■ **Saved entries**:
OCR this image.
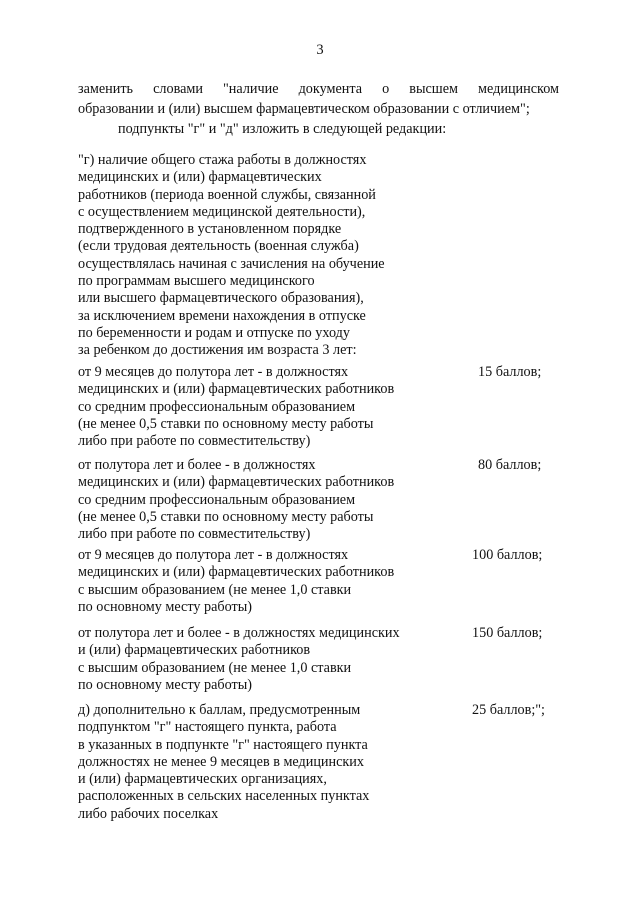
3
заменить словами "наличие документа о высшем медицинском
образовании и (или) высшем фармацевтическом образовании с отличием";
подпункты "г" и "д" изложить в следующей редакции:
"г) наличие общего стажа работы в должностях
медицинских и (или) фармацевтических
работников (периода военной службы, связанной
с осуществлением медицинской деятельности),
подтвержденного в установленном порядке
(если трудовая деятельность (военная служба)
осуществлялась начиная с зачисления на обучение
по программам высшего медицинского
или высшего фармацевтического образования),
за исключением времени нахождения в отпуске
по беременности и родам и отпуске по уходу
за ребенком до достижения им возраста 3 лет:
от 9 месяцев до полутора лет - в должностях
медицинских и (или) фармацевтических работников
со средним профессиональным образованием
(не менее 0,5 ставки по основному месту работы
либо при работе по совместительству)
15 баллов;
от полутора лет и более - в должностях
медицинских и (или) фармацевтических работников
со средним профессиональным образованием
(не менее 0,5 ставки по основному месту работы
либо при работе по совместительству)
80 баллов;
от 9 месяцев до полутора лет - в должностях
медицинских и (или) фармацевтических работников
с высшим образованием (не менее 1,0 ставки
по основному месту работы)
100 баллов;
от полутора лет и более - в должностях медицинских
и (или) фармацевтических работников
с высшим образованием (не менее 1,0 ставки
по основному месту работы)
150 баллов;
д) дополнительно к баллам, предусмотренным
подпунктом "г" настоящего пункта, работа
в указанных в подпункте "г" настоящего пункта
должностях не менее 9 месяцев в медицинских
и (или) фармацевтических организациях,
расположенных в сельских населенных пунктах
либо рабочих поселках
25 баллов;";
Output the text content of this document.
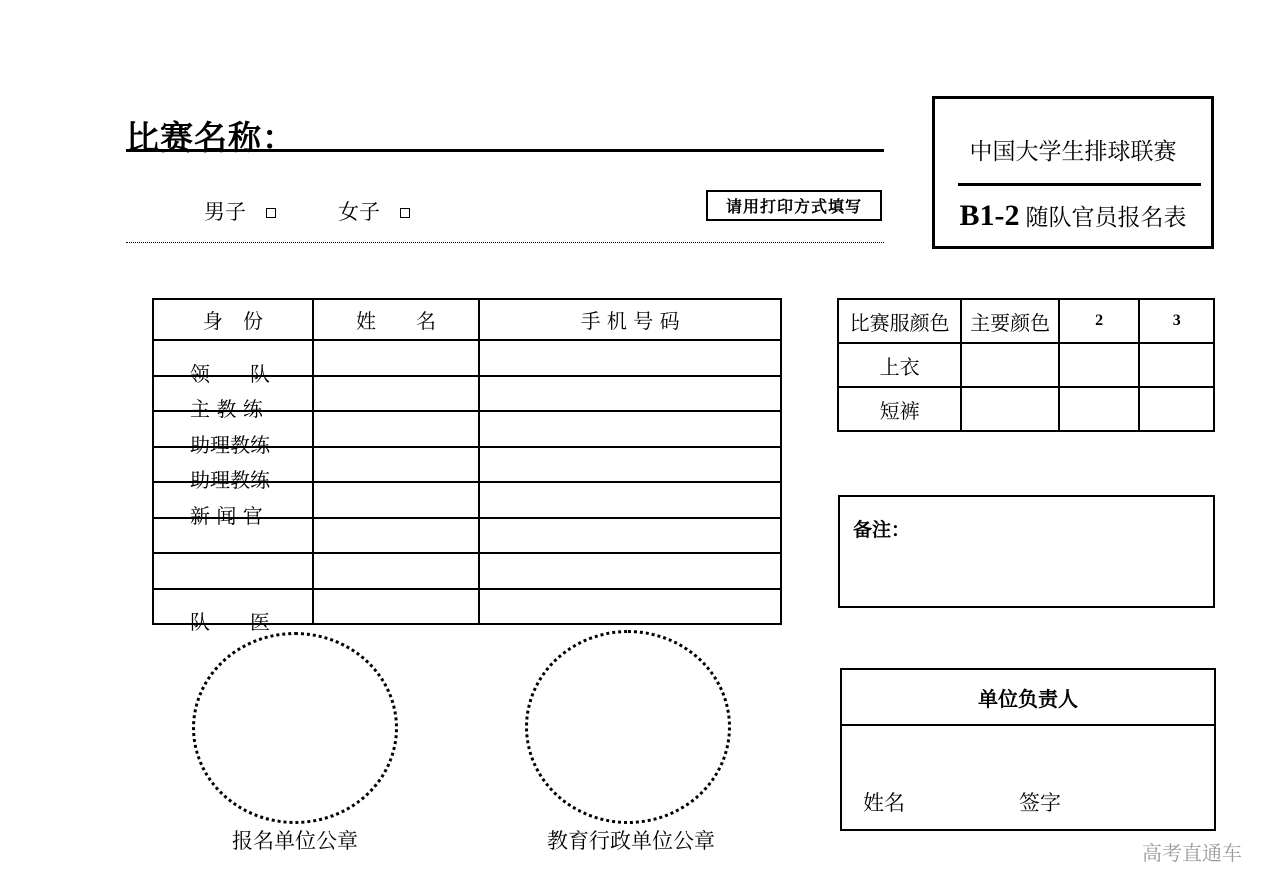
比赛名称：
男子	女子	请用打印方式填写
中国大学生排球联赛
B1-2 随队官员报名表
身　份	姓　　名	手 机 号 码

领　　队		

主 教 练		

助理教练		

助理教练		

新 闻 官		

队　　医		

比赛服颜色	主要颜色	2	3
上衣			
短裤			
备注：
单位负责人
姓名	签字
报名单位公章	教育行政单位公章	高考直通车
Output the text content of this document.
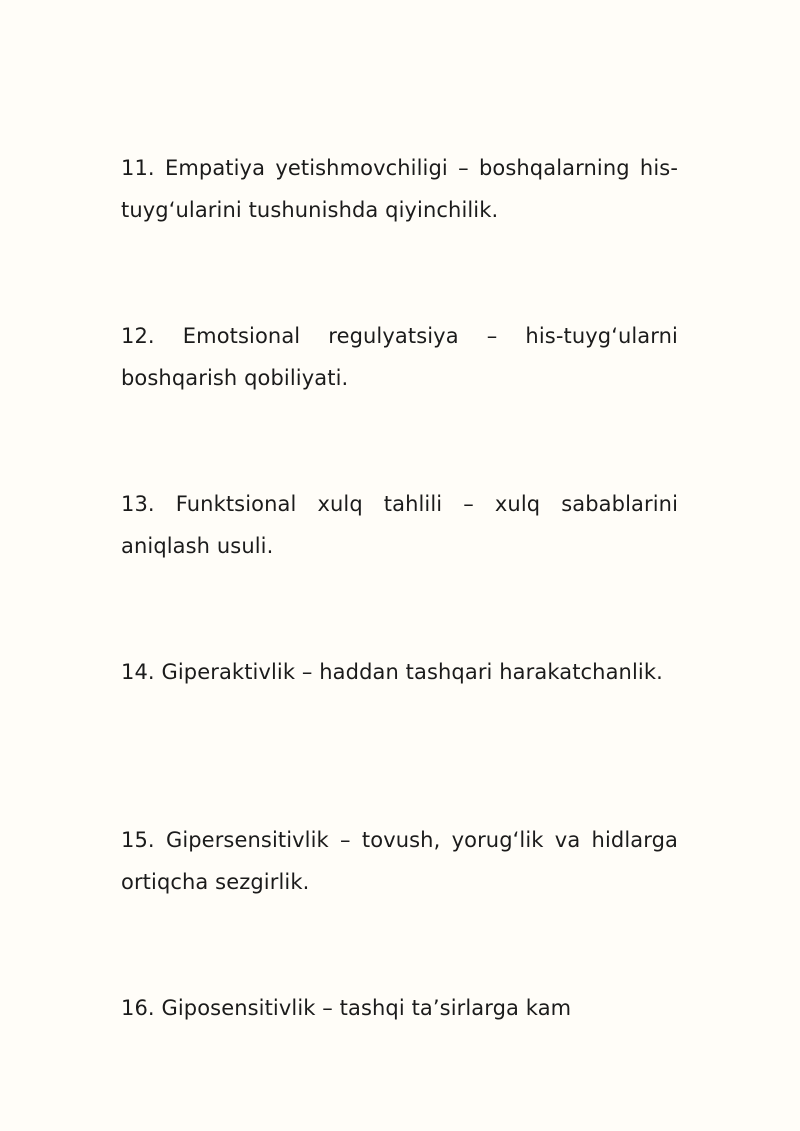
11. Empatiya yetishmovchiligi – boshqalarning his-tuyg‘ularini tushunishda qiyinchilik.

12. Emotsional regulyatsiya – his-tuyg‘ularni boshqarish qobiliyati.

13. Funktsional xulq tahlili – xulq sabablarini aniqlash usuli.

14. Giperaktivlik – haddan tashqari harakatchanlik.

15. Gipersensitivlik – tovush, yorug‘lik va hidlarga ortiqcha sezgirlik.

16. Giposensitivlik – tashqi ta’sirlarga kam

■ **Exercise details**: Every line holding "tuyg" should be copied out.

■ **Finished exercise**:
11. Empatiya yetishmovchiligi – boshqalarning his-tuyg‘ularini tushunishda qiyinchilik.
12. Emotsional regulyatsiya – his-tuyg‘ularni boshqarish qobiliyati.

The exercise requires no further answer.